━━━ Source records ━━━
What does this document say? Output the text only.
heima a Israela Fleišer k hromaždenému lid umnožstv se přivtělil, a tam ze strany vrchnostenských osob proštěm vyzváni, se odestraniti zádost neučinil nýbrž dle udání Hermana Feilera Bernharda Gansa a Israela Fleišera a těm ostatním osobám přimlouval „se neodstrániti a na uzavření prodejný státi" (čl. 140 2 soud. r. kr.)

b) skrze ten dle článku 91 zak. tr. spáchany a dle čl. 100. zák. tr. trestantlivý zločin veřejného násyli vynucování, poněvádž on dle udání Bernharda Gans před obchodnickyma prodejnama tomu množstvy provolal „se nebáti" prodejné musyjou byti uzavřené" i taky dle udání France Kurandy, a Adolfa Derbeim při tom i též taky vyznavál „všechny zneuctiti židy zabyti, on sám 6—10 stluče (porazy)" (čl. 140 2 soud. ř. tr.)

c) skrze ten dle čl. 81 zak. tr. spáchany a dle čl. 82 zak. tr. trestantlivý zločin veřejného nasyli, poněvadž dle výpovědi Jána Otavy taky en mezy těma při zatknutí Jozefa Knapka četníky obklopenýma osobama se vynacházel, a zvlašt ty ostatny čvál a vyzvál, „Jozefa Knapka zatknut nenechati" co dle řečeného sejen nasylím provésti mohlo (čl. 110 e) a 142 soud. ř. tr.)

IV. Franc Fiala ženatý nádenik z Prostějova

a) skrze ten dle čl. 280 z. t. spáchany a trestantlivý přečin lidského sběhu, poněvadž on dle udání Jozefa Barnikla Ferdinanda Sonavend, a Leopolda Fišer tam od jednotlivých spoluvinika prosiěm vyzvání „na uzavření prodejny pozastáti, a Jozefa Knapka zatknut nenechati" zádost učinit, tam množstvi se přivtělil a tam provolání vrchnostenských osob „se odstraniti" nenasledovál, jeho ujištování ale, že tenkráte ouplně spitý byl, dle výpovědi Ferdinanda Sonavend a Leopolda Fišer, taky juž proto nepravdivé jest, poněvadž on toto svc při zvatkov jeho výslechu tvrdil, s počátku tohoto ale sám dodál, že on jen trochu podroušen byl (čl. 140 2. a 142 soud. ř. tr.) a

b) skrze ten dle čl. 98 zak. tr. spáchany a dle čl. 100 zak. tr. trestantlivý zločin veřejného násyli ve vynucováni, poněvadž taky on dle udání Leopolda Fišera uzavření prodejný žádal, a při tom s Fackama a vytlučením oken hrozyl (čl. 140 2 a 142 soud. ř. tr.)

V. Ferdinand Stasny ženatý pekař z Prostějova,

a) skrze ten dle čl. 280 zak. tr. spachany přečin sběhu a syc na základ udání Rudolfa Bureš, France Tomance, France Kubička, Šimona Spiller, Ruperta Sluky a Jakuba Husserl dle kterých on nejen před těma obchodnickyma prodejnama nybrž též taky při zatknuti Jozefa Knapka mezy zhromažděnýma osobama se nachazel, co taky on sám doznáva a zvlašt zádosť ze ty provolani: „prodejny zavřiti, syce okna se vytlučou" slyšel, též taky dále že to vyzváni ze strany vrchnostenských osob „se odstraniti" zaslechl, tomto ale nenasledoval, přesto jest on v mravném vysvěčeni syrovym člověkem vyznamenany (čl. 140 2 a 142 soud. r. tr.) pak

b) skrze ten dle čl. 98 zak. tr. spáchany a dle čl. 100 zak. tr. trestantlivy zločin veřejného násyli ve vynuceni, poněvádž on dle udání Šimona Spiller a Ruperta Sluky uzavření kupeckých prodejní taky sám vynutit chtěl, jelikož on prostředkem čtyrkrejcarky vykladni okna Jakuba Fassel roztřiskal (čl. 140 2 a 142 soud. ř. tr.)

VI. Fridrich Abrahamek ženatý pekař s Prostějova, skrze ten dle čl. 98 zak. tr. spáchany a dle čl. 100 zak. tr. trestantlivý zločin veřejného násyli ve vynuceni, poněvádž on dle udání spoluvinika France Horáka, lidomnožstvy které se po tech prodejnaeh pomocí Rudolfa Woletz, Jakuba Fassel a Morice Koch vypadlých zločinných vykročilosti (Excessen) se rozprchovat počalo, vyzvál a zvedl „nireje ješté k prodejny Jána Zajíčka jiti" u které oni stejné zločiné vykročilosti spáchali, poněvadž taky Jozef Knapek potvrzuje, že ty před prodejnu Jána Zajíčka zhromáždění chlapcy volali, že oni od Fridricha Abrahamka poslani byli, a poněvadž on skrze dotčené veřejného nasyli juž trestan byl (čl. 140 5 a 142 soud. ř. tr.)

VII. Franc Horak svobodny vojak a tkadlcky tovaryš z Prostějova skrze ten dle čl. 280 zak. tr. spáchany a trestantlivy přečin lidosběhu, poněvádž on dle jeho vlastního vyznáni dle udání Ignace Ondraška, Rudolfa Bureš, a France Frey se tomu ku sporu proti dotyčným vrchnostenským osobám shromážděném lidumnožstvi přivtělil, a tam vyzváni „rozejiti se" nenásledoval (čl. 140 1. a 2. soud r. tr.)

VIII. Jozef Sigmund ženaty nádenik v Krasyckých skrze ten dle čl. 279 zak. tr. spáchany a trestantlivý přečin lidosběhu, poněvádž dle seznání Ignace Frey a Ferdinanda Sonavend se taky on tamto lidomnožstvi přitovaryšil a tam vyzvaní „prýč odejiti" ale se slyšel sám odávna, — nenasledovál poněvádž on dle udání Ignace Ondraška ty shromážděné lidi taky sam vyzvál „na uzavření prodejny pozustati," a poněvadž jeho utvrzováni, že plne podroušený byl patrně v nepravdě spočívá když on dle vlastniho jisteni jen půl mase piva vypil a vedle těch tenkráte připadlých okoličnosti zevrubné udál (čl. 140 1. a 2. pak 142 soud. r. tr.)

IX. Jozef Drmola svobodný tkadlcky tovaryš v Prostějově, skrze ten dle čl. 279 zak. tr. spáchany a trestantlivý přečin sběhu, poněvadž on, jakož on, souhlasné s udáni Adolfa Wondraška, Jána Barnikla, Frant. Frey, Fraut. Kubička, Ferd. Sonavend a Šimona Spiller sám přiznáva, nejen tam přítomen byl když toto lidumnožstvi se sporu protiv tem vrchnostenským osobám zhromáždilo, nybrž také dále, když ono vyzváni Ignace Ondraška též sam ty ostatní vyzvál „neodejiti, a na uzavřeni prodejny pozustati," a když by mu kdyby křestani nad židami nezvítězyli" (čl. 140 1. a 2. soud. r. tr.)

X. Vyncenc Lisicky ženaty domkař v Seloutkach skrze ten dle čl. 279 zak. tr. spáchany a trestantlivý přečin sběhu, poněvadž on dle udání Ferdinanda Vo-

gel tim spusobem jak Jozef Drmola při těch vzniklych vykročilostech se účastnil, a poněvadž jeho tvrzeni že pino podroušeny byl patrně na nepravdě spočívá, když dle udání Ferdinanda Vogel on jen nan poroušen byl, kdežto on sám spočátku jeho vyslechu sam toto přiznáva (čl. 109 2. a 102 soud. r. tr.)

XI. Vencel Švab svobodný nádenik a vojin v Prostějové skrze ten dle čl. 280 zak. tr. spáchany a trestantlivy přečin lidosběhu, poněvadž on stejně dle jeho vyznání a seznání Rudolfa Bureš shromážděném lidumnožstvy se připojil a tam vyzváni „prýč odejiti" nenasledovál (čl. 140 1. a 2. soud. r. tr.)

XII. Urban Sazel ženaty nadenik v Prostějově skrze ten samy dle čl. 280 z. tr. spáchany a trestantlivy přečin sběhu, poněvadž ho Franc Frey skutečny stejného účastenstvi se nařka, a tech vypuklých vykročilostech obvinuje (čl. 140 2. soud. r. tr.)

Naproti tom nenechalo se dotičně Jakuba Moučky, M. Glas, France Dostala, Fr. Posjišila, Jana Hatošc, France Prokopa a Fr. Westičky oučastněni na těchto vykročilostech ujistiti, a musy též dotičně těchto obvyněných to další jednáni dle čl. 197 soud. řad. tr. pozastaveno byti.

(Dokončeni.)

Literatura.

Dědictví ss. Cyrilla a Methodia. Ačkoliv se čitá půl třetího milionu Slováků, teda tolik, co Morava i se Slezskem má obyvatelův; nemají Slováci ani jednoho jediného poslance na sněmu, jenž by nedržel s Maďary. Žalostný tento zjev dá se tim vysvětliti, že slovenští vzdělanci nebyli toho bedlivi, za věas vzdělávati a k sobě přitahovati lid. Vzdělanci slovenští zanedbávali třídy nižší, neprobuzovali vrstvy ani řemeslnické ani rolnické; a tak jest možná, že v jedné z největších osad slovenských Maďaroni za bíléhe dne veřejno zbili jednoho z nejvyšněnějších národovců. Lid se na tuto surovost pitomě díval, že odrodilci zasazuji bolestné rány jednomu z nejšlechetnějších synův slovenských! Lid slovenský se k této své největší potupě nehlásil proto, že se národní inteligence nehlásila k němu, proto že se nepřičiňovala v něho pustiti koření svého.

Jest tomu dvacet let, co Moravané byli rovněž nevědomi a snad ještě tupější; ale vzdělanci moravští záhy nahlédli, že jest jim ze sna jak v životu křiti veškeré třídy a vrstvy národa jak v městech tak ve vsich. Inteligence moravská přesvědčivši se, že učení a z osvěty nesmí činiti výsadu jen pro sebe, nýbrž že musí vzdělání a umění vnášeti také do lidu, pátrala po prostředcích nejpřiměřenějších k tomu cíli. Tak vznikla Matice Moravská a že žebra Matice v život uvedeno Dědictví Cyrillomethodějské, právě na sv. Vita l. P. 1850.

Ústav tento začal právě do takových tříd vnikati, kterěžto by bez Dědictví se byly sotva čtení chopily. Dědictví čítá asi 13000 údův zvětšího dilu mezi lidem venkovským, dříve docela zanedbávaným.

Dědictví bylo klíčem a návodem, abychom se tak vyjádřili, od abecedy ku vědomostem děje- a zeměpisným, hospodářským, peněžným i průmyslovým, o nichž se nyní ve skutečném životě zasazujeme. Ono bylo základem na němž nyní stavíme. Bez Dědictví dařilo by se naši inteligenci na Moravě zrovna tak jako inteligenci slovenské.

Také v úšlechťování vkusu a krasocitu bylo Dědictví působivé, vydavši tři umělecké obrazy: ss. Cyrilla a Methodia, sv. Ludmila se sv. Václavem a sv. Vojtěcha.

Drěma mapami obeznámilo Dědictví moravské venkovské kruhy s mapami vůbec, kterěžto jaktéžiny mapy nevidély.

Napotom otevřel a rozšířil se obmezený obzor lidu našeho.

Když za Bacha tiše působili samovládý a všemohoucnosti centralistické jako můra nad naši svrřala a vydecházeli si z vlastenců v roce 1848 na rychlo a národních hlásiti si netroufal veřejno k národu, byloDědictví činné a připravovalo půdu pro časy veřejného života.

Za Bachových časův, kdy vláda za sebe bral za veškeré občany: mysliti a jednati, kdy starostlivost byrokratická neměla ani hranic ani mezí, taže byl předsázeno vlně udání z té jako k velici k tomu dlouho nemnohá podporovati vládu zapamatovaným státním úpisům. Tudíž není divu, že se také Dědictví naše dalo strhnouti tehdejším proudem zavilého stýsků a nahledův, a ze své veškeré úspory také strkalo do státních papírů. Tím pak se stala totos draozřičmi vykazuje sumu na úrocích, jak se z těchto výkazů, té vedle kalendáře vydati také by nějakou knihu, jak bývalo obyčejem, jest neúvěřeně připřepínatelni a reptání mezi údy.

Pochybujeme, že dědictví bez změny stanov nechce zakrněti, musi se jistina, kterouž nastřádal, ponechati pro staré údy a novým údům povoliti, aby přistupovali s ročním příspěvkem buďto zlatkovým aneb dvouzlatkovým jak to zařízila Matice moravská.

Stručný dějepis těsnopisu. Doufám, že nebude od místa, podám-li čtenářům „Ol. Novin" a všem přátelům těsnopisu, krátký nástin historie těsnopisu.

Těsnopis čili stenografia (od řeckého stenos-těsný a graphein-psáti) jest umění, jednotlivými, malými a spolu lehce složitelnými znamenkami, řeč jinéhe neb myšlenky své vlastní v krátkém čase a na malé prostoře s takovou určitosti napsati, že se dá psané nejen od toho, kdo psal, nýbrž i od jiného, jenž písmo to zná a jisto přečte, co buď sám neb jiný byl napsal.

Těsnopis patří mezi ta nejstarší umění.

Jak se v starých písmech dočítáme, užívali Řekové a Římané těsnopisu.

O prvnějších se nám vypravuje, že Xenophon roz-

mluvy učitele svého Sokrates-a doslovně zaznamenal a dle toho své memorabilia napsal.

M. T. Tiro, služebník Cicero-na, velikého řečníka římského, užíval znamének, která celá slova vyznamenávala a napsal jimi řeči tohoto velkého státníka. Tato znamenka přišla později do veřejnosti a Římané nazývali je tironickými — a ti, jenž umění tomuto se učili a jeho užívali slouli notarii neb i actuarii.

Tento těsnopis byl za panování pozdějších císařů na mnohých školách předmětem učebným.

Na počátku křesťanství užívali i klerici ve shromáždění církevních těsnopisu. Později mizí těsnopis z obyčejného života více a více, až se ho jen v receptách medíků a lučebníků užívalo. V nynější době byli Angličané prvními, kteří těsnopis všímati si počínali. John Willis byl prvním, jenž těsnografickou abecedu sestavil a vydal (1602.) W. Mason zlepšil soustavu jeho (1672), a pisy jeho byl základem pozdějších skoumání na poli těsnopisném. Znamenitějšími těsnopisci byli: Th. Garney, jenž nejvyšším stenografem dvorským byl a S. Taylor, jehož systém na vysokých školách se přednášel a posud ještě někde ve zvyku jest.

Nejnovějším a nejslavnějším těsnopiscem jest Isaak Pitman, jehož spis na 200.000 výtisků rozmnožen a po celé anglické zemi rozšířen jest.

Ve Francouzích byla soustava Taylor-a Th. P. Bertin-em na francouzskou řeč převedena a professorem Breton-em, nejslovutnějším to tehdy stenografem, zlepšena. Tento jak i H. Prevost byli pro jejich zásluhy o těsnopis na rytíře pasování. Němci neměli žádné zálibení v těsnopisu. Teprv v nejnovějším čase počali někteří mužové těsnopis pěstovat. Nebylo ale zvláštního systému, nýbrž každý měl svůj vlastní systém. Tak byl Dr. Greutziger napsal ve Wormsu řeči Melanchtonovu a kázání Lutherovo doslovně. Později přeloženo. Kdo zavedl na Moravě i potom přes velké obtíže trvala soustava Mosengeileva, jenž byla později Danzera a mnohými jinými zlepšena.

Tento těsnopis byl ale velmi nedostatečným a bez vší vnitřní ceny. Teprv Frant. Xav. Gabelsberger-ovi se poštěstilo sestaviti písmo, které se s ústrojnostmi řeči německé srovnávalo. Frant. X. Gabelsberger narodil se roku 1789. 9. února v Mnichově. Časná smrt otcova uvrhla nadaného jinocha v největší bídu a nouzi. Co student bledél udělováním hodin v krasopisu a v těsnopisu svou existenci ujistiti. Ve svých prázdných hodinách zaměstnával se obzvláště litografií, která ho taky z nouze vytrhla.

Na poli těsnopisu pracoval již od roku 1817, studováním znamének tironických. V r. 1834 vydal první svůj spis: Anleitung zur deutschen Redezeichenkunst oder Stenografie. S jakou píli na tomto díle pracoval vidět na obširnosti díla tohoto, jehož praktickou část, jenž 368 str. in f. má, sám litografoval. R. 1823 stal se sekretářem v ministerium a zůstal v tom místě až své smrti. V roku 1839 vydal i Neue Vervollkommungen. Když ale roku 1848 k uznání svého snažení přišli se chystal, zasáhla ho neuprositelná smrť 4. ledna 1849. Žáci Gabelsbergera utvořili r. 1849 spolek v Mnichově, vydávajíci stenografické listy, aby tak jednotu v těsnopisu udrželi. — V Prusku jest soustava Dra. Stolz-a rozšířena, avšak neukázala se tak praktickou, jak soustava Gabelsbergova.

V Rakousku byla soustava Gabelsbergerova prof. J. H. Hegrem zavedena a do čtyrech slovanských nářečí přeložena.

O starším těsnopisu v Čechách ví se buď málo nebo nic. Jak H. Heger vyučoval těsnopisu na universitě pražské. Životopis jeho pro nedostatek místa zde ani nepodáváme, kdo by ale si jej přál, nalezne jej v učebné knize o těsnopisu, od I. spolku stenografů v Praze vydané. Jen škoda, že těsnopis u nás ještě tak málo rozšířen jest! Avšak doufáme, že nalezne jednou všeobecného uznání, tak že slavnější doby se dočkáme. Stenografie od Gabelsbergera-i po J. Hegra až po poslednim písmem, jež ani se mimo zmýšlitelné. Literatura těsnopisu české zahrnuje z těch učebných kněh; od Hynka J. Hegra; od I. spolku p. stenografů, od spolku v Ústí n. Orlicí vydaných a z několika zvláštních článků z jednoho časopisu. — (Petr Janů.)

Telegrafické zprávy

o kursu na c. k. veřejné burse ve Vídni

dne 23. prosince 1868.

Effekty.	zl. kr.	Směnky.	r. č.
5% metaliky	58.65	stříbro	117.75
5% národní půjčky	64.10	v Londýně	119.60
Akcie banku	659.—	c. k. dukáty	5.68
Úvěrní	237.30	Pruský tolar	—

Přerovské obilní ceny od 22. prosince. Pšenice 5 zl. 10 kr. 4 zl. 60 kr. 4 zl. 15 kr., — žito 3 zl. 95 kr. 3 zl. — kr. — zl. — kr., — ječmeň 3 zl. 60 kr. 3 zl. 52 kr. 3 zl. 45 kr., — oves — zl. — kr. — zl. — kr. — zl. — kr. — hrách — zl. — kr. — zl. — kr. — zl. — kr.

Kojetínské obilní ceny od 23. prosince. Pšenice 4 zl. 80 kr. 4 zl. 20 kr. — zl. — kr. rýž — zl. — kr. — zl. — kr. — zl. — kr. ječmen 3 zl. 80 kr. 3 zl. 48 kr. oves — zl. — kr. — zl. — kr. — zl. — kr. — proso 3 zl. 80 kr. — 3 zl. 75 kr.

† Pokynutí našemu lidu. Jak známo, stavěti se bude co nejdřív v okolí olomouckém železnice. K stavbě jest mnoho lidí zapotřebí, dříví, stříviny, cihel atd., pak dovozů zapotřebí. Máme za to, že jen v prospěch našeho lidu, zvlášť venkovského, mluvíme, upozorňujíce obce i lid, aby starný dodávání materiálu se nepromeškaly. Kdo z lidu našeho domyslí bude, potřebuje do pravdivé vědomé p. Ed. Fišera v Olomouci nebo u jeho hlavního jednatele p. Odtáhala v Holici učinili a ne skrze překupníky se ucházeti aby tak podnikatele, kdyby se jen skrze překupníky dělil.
━━━
Tally the lines in the entries above that hold the word "nasyli". Reply with nothing but that count.

» **Task response**
2